Work instructions: Spot each line that carries the word "应该优先"; copy those lines.

Excerpted data:
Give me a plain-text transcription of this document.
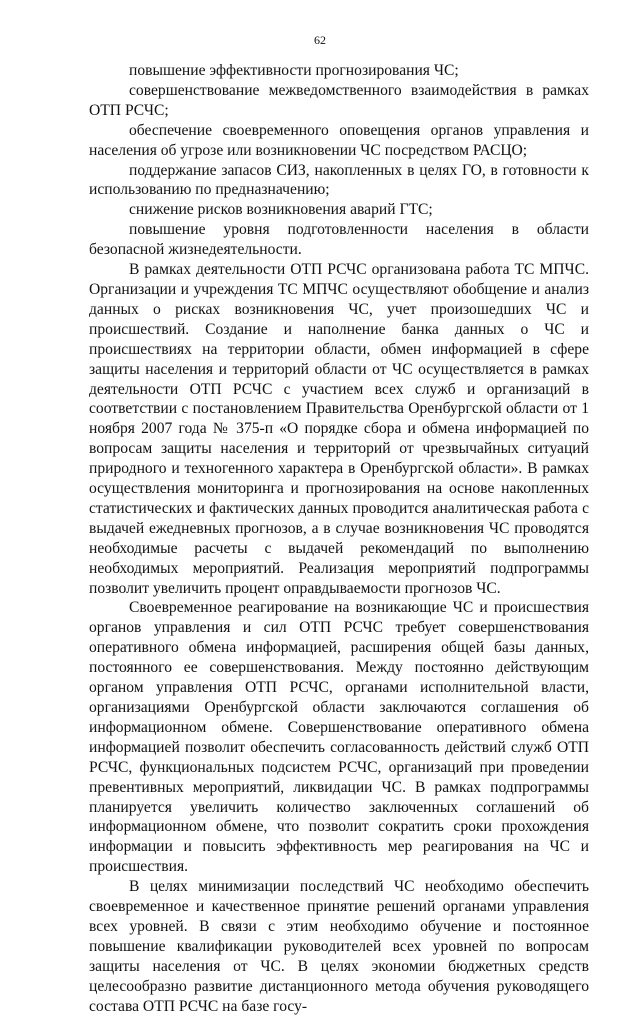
62

повышение эффективности прогнозирования ЧС;

совершенствование межведомственного взаимодействия в рамках ОТП РСЧС;

обеспечение своевременного оповещения органов управления и населения об угрозе или возникновении ЧС посредством РАСЦО;

поддержание запасов СИЗ, накопленных в целях ГО, в готовности к использованию по предназначению;

снижение рисков возникновения аварий ГТС;

повышение уровня подготовленности населения в области безопасной жизнедеятельности.

В рамках деятельности ОТП РСЧС организована работа ТС МПЧС. Организации и учреждения ТС МПЧС осуществляют обобщение и анализ данных о рисках возникновения ЧС, учет произошедших ЧС и происшествий. Создание и наполнение банка данных о ЧС и происшествиях на территории области, обмен информацией в сфере защиты населения и территорий области от ЧС осуществляется в рамках деятельности ОТП РСЧС с участием всех служб и организаций в соответствии с постановлением Правительства Оренбургской области от 1 ноября 2007 года № 375-п «О порядке сбора и обмена информацией по вопросам защиты населения и территорий от чрезвычайных ситуаций природного и техногенного характера в Оренбургской области». В рамках осуществления мониторинга и прогнозирования на основе накопленных статистических и фактических данных проводится аналитическая работа с выдачей ежедневных прогнозов, а в случае возникновения ЧС проводятся необходимые расчеты с выдачей рекомендаций по выполнению необходимых мероприятий. Реализация мероприятий подпрограммы позволит увеличить процент оправдываемости прогнозов ЧС.

Своевременное реагирование на возникающие ЧС и происшествия органов управления и сил ОТП РСЧС требует совершенствования оперативного обмена информацией, расширения общей базы данных, постоянного ее совершенствования. Между постоянно действующим органом управления ОТП РСЧС, органами исполнительной власти, организациями Оренбургской области заключаются соглашения об информационном обмене. Совершенствование оперативного обмена информацией позволит обеспечить согласованность действий служб ОТП РСЧС, функциональных подсистем РСЧС, организаций при проведении превентивных мероприятий, ликвидации ЧС. В рамках подпрограммы планируется увеличить количество заключенных соглашений об информационном обмене, что позволит сократить сроки прохождения информации и повысить эффективность мер реагирования на ЧС и происшествия.

В целях минимизации последствий ЧС необходимо обеспечить своевременное и качественное принятие решений органами управления всех уровней. В связи с этим необходимо обучение и постоянное повышение квалификации руководителей всех уровней по вопросам защиты населения от ЧС. В целях экономии бюджетных средств целесообразно развитие дистанционного метода обучения руководящего состава ОТП РСЧС на базе госу-
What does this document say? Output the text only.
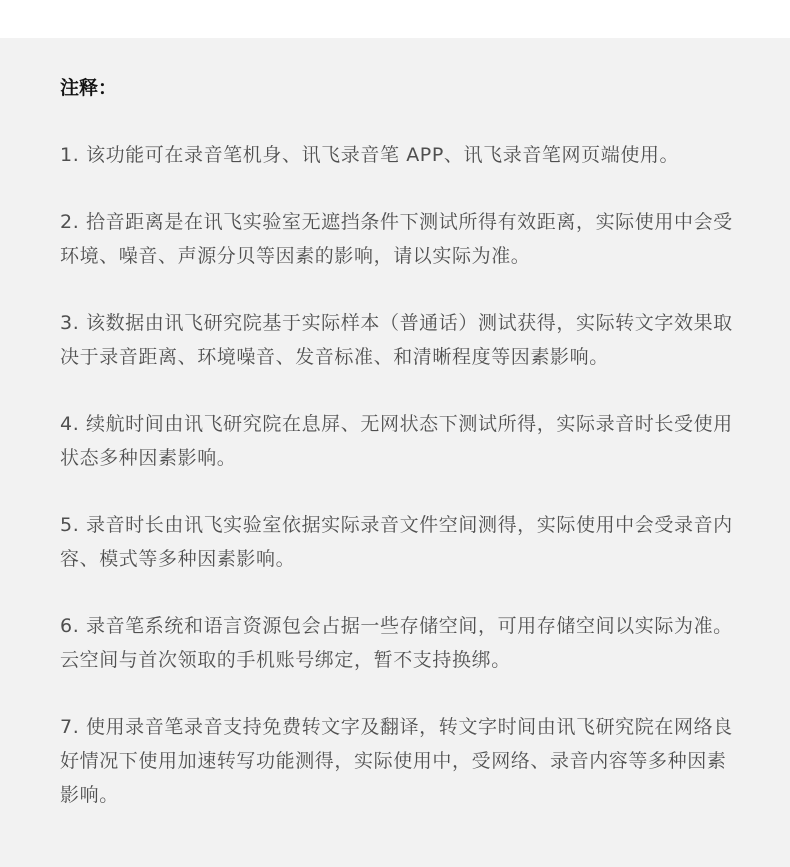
注释：
1. 该功能可在录音笔机身、讯飞录音笔 APP、讯飞录音笔网页端使用。
2. 拾音距离是在讯飞实验室无遮挡条件下测试所得有效距离，实际使用中会受环境、噪音、声源分贝等因素的影响，请以实际为准。
3. 该数据由讯飞研究院基于实际样本（普通话）测试获得，实际转文字效果取决于录音距离、环境噪音、发音标准、和清晰程度等因素影响。
4. 续航时间由讯飞研究院在息屏、无网状态下测试所得，实际录音时长受使用状态多种因素影响。
5. 录音时长由讯飞实验室依据实际录音文件空间测得，实际使用中会受录音内容、模式等多种因素影响。
6. 录音笔系统和语言资源包会占据一些存储空间，可用存储空间以实际为准。云空间与首次领取的手机账号绑定，暂不支持换绑。
7. 使用录音笔录音支持免费转文字及翻译，转文字时间由讯飞研究院在网络良好情况下使用加速转写功能测得，实际使用中，受网络、录音内容等多种因素影响。
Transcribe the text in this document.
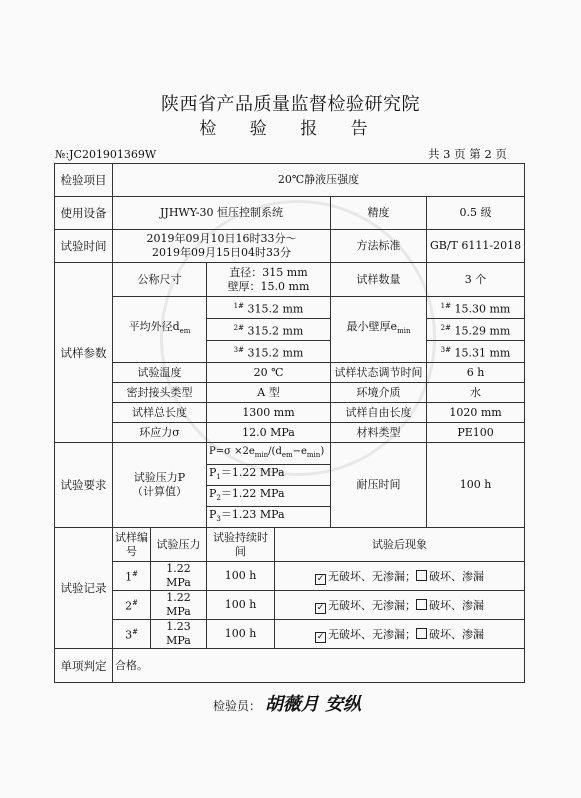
陕西省产品质量监督检验研究院
检 验 报 告
№:JC201901369W	共 3 页 第 2 页
检验项目	20℃静液压强度					
使用设备	JJHWY-30 恒压控制系统				精度	0.5 级
试验时间	2019年09月10日16时33分～
2019年09月15日04时33分				方法标准	GB/T 6111-2018
试样参数	公称尺寸		直径：315 mm
壁厚：15.0 mm		试样数量	3 个
	平均外径$d_{em}$		$^{1\#}$ 315.2 mm		最小壁厚$e_{min}$	$^{1\#}$ 15.30 mm
			$^{2\#}$ 315.2 mm			$^{2\#}$ 15.29 mm
			$^{3\#}$ 315.2 mm			$^{3\#}$ 15.31 mm
	试验温度		20 ℃		试样状态调节时间	6 h
	密封接头类型		A 型		环境介质	水
	试样总长度		1300 mm		试样自由长度	1020 mm
	环应力σ		12.0 MPa		材料类型	PE100
试验要求	试验压力P
（计算值）		$P=\sigma \times 2e_{min}/(d_{em}-e_{min})$		耐压时间	100 h
			$P_1=1.22$ MPa			
			$P_2=1.22$ MPa			
			$P_3=1.23$ MPa			
试验记录	试样编号	试验压力	试验持续时间	试验后现象		
	1#	1.22 MPa	100 h	✓ 无破坏、无渗漏； 破坏、渗漏		
	2#	1.22 MPa	100 h	✓ 无破坏、无渗漏； 破坏、渗漏		
	3#	1.23 MPa	100 h	✓ 无破坏、无渗漏； 破坏、渗漏		
单项判定	合格。					
检验员： 胡薇月 安纵
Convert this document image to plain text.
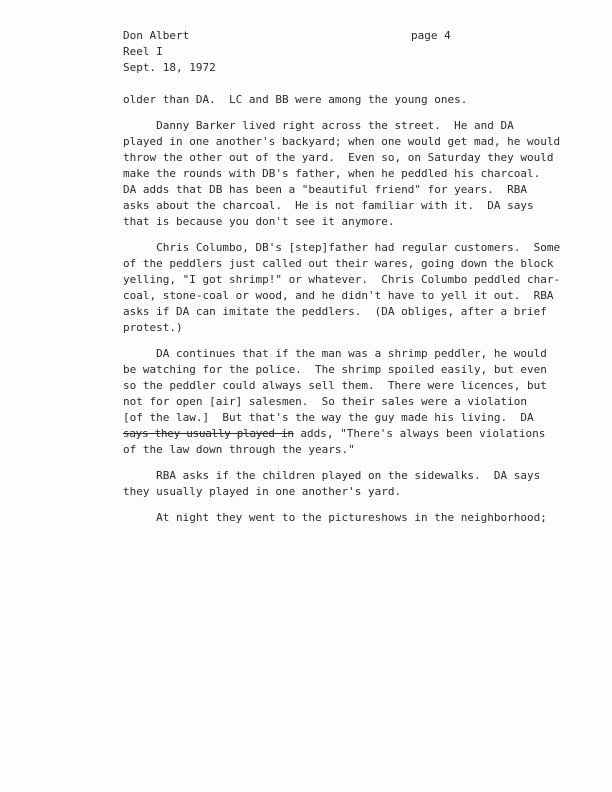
Don Albert
Reel I
Sept. 18, 1972
page 4
older than DA.  LC and BB were among the young ones.
Danny Barker lived right across the street.  He and DA
played in one another's backyard; when one would get mad, he would
throw the other out of the yard.  Even so, on Saturday they would
make the rounds with DB's father, when he peddled his charcoal.
DA adds that DB has been a "beautiful friend" for years.  RBA
asks about the charcoal.  He is not familiar with it.  DA says
that is because you don't see it anymore.
Chris Columbo, DB's [step]father had regular customers.  Some
of the peddlers just called out their wares, going down the block
yelling, "I got shrimp!" or whatever.  Chris Columbo peddled char-
coal, stone-coal or wood, and he didn't have to yell it out.  RBA
asks if DA can imitate the peddlers.  (DA obliges, after a brief
protest.)
DA continues that if the man was a shrimp peddler, he would
be watching for the police.  The shrimp spoiled easily, but even
so the peddler could always sell them.  There were licences, but
not for open [air] salesmen.  So their sales were a violation
[of the law.]  But that's the way the guy made his living.  DA
says they usually played in adds, "There's always been violations
of the law down through the years."
RBA asks if the children played on the sidewalks.  DA says
they usually played in one another's yard.
At night they went to the pictureshows in the neighborhood;
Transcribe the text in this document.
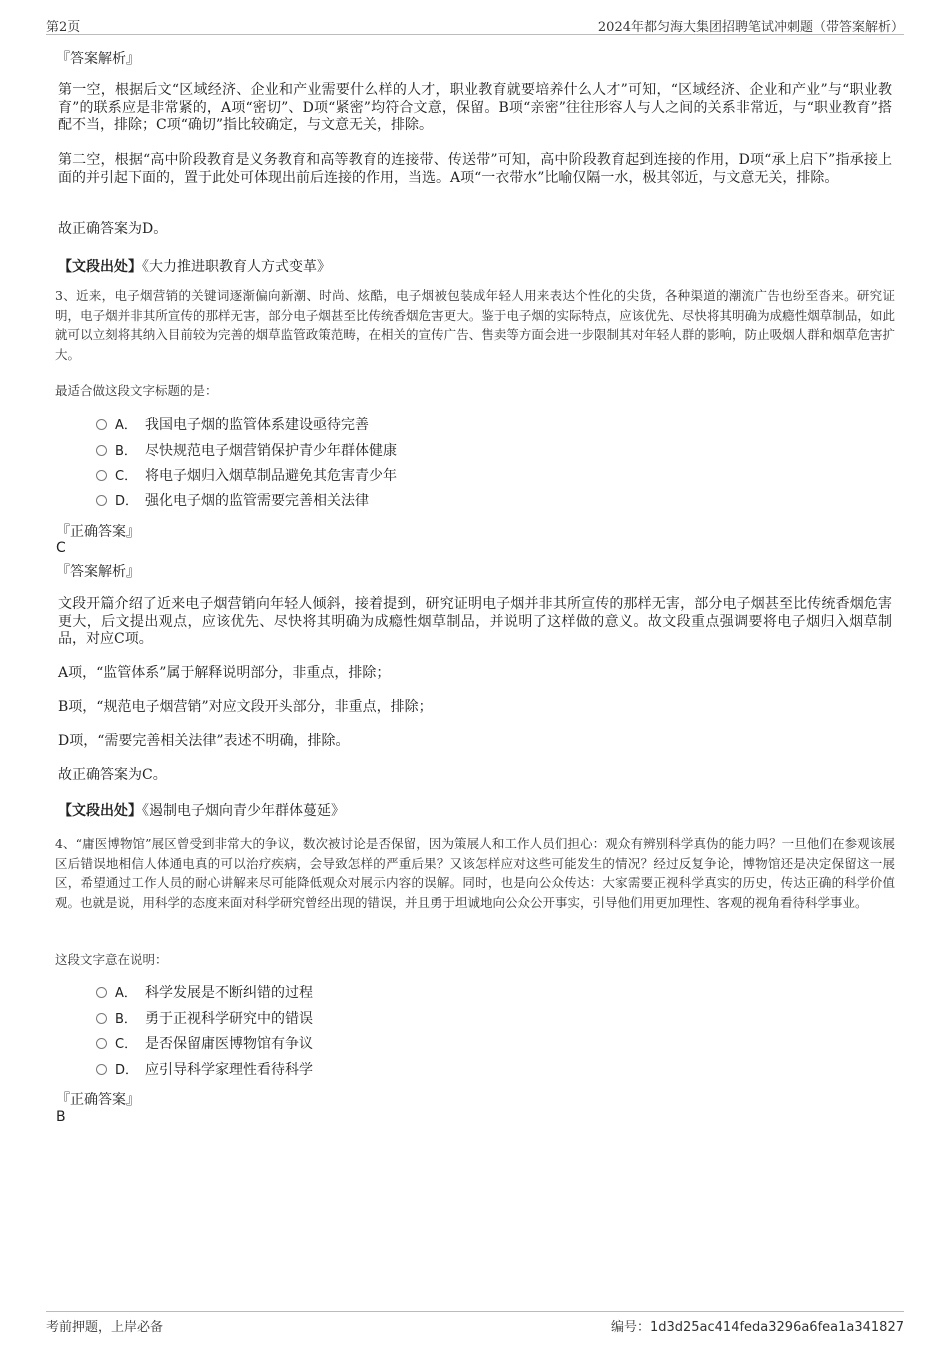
第2页	2024年都匀海大集团招聘笔试冲刺题（带答案解析）
『答案解析』
第一空，根据后文“区域经济、企业和产业需要什么样的人才，职业教育就要培养什么人才”可知，“区域经济、企业和产业”与“职业教育”的联系应是非常紧的，A项“密切”、D项“紧密”均符合文意，保留。B项“亲密”往往形容人与人之间的关系非常近，与“职业教育”搭配不当，排除；C项“确切”指比较确定，与文意无关，排除。
第二空，根据“高中阶段教育是义务教育和高等教育的连接带、传送带”可知，高中阶段教育起到连接的作用，D项“承上启下”指承接上面的并引起下面的，置于此处可体现出前后连接的作用，当选。A项“一衣带水”比喻仅隔一水，极其邻近，与文意无关，排除。
故正确答案为D。
【文段出处】《大力推进职教育人方式变革》
3、近来，电子烟营销的关键词逐渐偏向新潮、时尚、炫酷，电子烟被包装成年轻人用来表达个性化的尖货，各种渠道的潮流广告也纷至沓来。研究证明，电子烟并非其所宣传的那样无害，部分电子烟甚至比传统香烟危害更大。鉴于电子烟的实际特点，应该优先、尽快将其明确为成瘾性烟草制品，如此就可以立刻将其纳入目前较为完善的烟草监管政策范畴，在相关的宣传广告、售卖等方面会进一步限制其对年轻人群的影响，防止吸烟人群和烟草危害扩大。
最适合做这段文字标题的是：
A． 我国电子烟的监管体系建设亟待完善
B． 尽快规范电子烟营销保护青少年群体健康
C． 将电子烟归入烟草制品避免其危害青少年
D． 强化电子烟的监管需要完善相关法律
『正确答案』
C
『答案解析』
文段开篇介绍了近来电子烟营销向年轻人倾斜，接着提到，研究证明电子烟并非其所宣传的那样无害，部分电子烟甚至比传统香烟危害更大，后文提出观点，应该优先、尽快将其明确为成瘾性烟草制品，并说明了这样做的意义。故文段重点强调要将电子烟归入烟草制品，对应C项。
A项，“监管体系”属于解释说明部分，非重点，排除；
B项，“规范电子烟营销”对应文段开头部分，非重点，排除；
D项，“需要完善相关法律”表述不明确，排除。
故正确答案为C。
【文段出处】《遏制电子烟向青少年群体蔓延》
4、“庸医博物馆”展区曾受到非常大的争议，数次被讨论是否保留，因为策展人和工作人员们担心：观众有辨别科学真伪的能力吗？一旦他们在参观该展区后错误地相信人体通电真的可以治疗疾病，会导致怎样的严重后果？又该怎样应对这些可能发生的情况？经过反复争论，博物馆还是决定保留这一展区，希望通过工作人员的耐心讲解来尽可能降低观众对展示内容的误解。同时，也是向公众传达：大家需要正视科学真实的历史，传达正确的科学价值观。也就是说，用科学的态度来面对科学研究曾经出现的错误，并且勇于坦诚地向公众公开事实，引导他们用更加理性、客观的视角看待科学事业。
这段文字意在说明：
A． 科学发展是不断纠错的过程
B． 勇于正视科学研究中的错误
C． 是否保留庸医博物馆有争议
D． 应引导科学家理性看待科学
『正确答案』
B
考前押题，上岸必备	编号：1d3d25ac414feda3296a6fea1a341827
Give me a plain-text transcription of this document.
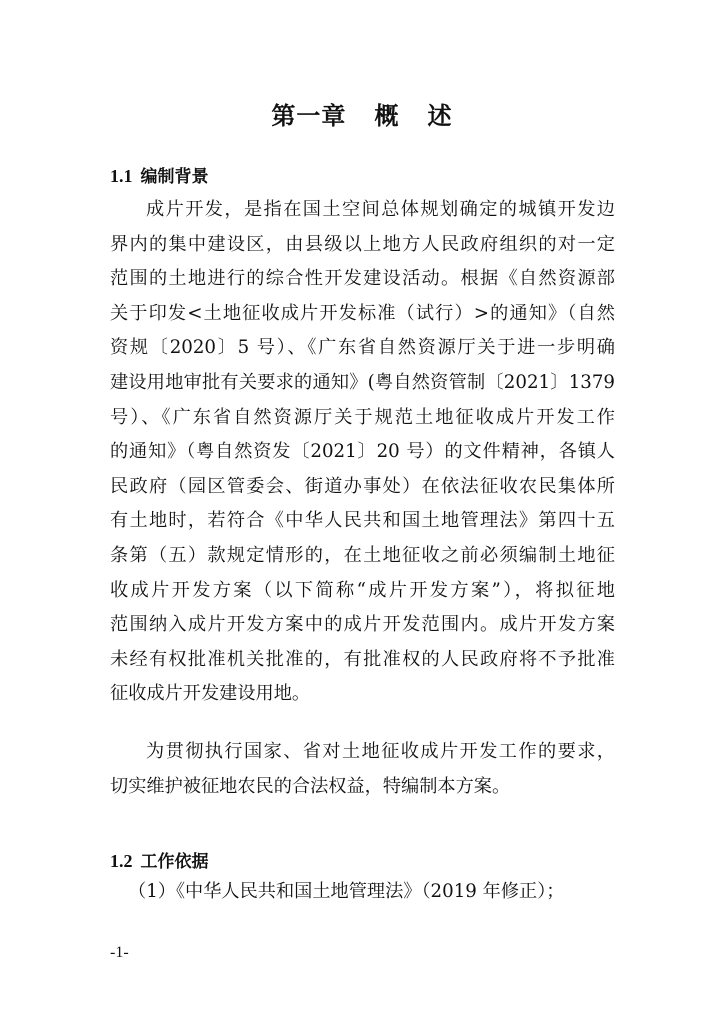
第一章   概   述
1.1 编制背景
成片开发，是指在国土空间总体规划确定的城镇开发边
界内的集中建设区，由县级以上地方人民政府组织的对一定
范围的土地进行的综合性开发建设活动。根据《自然资源部
关于印发<土地征收成片开发标准（试行）>的通知》（自然
资规〔2020〕5 号）、《广东省自然资源厅关于进一步明确
建设用地审批有关要求的通知》(粤自然资管制〔2021〕1379
号）、《广东省自然资源厅关于规范土地征收成片开发工作
的通知》（粤自然资发〔2021〕20 号）的文件精神，各镇人
民政府（园区管委会、街道办事处）在依法征收农民集体所
有土地时，若符合《中华人民共和国土地管理法》第四十五
条第（五）款规定情形的，在土地征收之前必须编制土地征
收成片开发方案（以下简称“成片开发方案”），将拟征地
范围纳入成片开发方案中的成片开发范围内。成片开发方案
未经有权批准机关批准的，有批准权的人民政府将不予批准
征收成片开发建设用地。
为贯彻执行国家、省对土地征收成片开发工作的要求，
切实维护被征地农民的合法权益，特编制本方案。
1.2 工作依据
（1）《中华人民共和国土地管理法》（2019 年修正）；
-1-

Finished exercise:
3、近来，电子烟营销的关键词逐渐偏向新潮、时尚、炫酷，电子烟被包装成年轻人用来表达个性化的尖货，各种渠道的潮流广告也纷至沓来。研究证明，电子烟并非其所宣传的那样无害，部分电子烟甚至比传统香烟危害更大。鉴于电子烟的实际特点，应该优先、尽快将其明确为成瘾性烟草制品，如此就可以立刻将其纳入目前较为完善的烟草监管政策范畴，在相关的宣传广告、售卖等方面会进一步限制其对年轻人群的影响，防止吸烟人群和烟草危害扩大。
文段开篇介绍了近来电子烟营销向年轻人倾斜，接着提到，研究证明电子烟并非其所宣传的那样无害，部分电子烟甚至比传统香烟危害更大，后文提出观点，应该优先、尽快将其明确为成瘾性烟草制品，并说明了这样做的意义。故文段重点强调要将电子烟归入烟草制品，对应C项。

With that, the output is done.